--- begin Document passage ---

We do have HPX support in Spack.

Right, sorry. I've been reading lots of documentation lately and not much code, and we don't document the backend=hpx variant. I confused that with the actual code, but we do need to make minor updates to the documentation:

  • [x] the very top of doc/sphinx/src/build.rst
  • [x] "Parallelization options" in doc/sphinx/src/build/options.rst
  • [x] doc/sphinx/src/news.rst (finally!), in the structural comments at the top and as a new v2.2.0 feature
  • [x] ideally, in doc/sphinx/src/summary.rst somewhere near "The MPI backend uses MPI to transfer data" and "The MPI backend supports only"

opensdh avatar Apr 20 '22 14:04 opensdh

@opensdh this PR is now ready for final review. Thanks!

hkaiser avatar Sep 08 '22 15:09 hkaiser

@hkaiser

Current version breaks the MPI backend. Did you make the needed change to it?

ollielo avatar Sep 08 '22 19:09 ollielo

@hkaiser

Current version breaks the MPI backend. Did you make the needed change to it?

Will check, thanks!

hkaiser avatar Sep 08 '22 19:09 hkaiser

@hkaiser Current version breaks the MPI backend. Did you make the needed change to it?

Will check, thanks!

That should be fine now. Sorry for this!

hkaiser avatar Sep 08 '22 21:09 hkaiser

@opensdh I have addressed the comments and squashed the commits into one. The commit message now reflects (most of) the changes made overall.

hkaiser avatar Sep 09 '22 00:09 hkaiser

@opensdh I have addressed the comments and squashed the commits into one. The commit message now reflects (most of) the changes made overall.

--- end Document passage ---
--- begin Collected material ---

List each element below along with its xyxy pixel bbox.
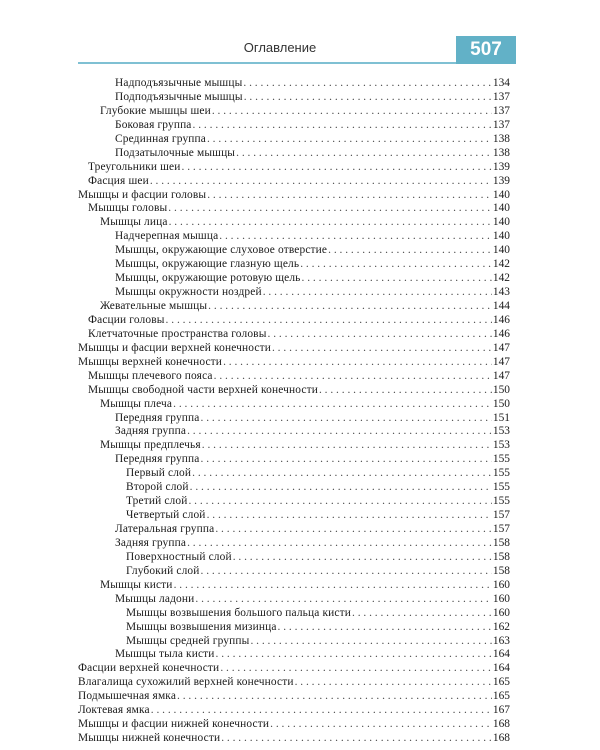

--- end Collected material ---

In the forum thread, which Spack variant is described as undocumented?

The backend=hpx variant.